> _TASK_
Search the listing below for the string "團體會費" and copy every line where it occurs.

> _Rows from a dataset_
## BEGIN
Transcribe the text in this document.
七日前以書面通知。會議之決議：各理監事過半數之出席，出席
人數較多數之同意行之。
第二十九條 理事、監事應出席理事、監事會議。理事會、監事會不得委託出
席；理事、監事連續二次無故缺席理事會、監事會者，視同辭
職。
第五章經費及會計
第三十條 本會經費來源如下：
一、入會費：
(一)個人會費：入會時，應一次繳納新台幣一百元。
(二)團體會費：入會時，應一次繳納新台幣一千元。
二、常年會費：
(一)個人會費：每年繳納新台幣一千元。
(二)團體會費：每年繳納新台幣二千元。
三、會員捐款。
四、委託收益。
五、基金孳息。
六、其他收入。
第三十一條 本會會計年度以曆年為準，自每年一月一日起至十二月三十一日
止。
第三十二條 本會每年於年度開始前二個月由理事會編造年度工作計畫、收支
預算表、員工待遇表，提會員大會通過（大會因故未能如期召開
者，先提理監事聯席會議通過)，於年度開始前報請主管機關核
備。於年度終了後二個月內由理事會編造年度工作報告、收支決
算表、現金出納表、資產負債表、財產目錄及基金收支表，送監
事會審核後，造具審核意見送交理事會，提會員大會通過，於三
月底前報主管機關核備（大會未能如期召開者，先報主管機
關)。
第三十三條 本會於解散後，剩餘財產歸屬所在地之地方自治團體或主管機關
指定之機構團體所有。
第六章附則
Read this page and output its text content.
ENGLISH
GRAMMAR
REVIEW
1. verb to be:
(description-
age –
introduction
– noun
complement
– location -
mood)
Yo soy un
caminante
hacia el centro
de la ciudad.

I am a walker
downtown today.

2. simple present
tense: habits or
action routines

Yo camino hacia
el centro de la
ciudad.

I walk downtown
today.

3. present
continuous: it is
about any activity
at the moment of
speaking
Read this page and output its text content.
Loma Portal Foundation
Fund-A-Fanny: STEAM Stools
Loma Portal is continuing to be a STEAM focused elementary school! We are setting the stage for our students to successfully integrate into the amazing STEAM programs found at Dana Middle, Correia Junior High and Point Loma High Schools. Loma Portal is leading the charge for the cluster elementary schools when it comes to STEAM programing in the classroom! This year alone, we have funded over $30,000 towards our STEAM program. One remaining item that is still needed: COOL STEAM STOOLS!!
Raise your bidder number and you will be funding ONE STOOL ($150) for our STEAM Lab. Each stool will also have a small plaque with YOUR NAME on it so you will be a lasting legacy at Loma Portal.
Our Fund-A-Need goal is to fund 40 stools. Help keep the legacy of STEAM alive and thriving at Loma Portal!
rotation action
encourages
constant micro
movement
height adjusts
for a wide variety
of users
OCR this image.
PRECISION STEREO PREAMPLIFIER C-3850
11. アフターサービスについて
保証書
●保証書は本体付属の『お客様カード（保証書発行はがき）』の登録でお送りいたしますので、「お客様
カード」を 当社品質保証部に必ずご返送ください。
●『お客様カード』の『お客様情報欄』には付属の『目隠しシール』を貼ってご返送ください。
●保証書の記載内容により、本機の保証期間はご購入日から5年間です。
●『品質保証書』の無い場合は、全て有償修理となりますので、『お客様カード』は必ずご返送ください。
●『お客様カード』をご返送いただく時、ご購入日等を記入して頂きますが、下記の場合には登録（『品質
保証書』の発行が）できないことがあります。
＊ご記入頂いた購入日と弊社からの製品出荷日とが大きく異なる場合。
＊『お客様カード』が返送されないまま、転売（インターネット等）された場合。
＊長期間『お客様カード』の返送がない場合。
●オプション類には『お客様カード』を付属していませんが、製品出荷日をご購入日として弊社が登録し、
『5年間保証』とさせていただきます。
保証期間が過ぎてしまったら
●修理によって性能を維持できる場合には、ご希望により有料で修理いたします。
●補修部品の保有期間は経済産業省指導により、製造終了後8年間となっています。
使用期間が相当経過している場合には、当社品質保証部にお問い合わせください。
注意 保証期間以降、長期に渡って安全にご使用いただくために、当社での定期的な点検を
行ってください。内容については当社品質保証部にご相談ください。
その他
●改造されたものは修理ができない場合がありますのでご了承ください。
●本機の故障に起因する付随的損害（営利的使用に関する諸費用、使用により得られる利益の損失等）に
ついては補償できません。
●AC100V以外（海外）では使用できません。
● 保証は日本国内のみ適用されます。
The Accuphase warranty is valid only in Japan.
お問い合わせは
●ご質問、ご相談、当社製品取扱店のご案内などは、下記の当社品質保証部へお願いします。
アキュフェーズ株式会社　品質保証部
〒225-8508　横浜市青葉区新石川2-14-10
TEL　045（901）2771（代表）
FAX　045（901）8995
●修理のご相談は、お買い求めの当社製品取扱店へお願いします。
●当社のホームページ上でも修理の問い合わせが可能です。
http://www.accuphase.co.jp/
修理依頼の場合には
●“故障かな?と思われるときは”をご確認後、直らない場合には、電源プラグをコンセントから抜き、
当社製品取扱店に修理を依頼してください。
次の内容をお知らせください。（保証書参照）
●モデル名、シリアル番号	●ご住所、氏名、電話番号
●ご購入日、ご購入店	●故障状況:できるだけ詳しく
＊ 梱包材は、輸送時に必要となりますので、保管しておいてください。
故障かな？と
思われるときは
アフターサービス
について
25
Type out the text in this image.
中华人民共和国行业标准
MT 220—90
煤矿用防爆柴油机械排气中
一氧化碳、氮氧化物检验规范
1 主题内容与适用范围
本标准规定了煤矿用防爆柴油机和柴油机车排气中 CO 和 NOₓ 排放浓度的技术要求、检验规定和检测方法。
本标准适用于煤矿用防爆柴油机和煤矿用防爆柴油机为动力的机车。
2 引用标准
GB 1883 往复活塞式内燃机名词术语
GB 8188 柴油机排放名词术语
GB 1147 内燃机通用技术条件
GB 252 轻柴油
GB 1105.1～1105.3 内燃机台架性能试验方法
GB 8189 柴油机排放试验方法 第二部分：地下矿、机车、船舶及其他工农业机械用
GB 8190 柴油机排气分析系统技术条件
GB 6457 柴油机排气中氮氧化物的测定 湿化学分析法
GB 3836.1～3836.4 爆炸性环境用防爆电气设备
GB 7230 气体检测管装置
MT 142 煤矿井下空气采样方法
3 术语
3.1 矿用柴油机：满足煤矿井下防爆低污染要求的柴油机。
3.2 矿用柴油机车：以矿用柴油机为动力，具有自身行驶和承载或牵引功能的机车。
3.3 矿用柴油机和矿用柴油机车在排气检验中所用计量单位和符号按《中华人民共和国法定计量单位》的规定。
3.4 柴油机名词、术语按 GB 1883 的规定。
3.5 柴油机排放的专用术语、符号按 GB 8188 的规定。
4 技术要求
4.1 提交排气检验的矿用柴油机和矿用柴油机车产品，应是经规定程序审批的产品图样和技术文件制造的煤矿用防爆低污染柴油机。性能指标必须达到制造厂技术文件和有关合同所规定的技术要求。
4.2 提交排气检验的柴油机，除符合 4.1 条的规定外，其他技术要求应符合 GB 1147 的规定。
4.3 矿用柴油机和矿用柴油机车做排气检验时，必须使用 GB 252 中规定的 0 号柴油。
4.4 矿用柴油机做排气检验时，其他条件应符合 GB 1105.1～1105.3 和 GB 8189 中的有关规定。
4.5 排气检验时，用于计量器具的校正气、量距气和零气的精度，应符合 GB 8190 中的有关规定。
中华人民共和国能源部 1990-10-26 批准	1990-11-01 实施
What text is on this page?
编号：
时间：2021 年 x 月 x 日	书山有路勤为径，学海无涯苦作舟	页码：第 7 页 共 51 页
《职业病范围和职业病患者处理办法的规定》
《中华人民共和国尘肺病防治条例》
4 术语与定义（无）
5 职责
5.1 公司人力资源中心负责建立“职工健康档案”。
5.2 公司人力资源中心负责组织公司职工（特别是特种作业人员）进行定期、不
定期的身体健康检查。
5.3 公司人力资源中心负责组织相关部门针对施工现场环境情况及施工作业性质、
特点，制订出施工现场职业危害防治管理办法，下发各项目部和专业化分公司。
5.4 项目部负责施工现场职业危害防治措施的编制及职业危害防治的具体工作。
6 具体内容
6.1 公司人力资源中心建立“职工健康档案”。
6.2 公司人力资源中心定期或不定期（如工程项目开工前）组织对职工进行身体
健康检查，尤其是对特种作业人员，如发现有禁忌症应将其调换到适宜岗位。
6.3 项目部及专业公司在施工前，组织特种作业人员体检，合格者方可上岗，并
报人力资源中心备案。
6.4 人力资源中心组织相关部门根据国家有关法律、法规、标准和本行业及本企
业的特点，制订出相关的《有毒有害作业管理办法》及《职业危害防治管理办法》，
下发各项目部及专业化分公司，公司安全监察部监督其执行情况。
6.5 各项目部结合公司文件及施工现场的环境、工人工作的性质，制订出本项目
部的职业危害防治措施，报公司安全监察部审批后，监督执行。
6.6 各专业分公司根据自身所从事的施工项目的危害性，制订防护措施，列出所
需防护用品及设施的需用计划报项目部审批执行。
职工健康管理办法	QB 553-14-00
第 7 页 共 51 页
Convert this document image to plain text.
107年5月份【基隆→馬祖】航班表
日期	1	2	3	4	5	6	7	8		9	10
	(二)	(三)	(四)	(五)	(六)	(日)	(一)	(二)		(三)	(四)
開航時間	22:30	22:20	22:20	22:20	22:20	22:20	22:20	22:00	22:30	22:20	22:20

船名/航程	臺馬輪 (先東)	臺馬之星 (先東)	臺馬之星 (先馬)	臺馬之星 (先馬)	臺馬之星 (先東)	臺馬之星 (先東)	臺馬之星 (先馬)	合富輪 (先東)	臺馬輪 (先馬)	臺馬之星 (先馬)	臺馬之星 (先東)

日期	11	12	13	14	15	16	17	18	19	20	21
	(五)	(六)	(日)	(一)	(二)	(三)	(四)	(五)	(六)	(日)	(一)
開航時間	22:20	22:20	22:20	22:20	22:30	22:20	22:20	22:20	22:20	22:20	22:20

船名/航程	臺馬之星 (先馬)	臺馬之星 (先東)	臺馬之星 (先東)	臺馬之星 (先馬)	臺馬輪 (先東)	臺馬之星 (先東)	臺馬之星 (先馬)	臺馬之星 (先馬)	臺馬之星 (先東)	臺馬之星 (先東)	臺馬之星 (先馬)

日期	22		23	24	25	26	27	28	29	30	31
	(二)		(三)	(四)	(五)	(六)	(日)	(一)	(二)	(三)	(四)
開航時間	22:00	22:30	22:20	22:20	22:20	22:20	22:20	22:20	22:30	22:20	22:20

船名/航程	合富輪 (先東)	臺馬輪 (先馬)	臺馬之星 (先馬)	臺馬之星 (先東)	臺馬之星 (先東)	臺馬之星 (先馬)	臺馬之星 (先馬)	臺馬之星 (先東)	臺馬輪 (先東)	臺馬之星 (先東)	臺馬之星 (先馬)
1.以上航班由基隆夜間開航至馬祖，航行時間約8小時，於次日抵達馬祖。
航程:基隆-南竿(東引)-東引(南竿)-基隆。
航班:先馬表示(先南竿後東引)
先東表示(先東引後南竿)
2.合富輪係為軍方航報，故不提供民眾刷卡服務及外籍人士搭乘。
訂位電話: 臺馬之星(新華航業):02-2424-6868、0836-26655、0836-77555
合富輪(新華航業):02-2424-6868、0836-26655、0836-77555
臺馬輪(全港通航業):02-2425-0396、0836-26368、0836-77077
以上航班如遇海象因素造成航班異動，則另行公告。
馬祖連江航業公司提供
## END
> _RESPONSE TO THIS TASK_
(二)團體會費：入會時，應一次繳納新台幣一千元。
(二)團體會費：每年繳納新台幣二千元。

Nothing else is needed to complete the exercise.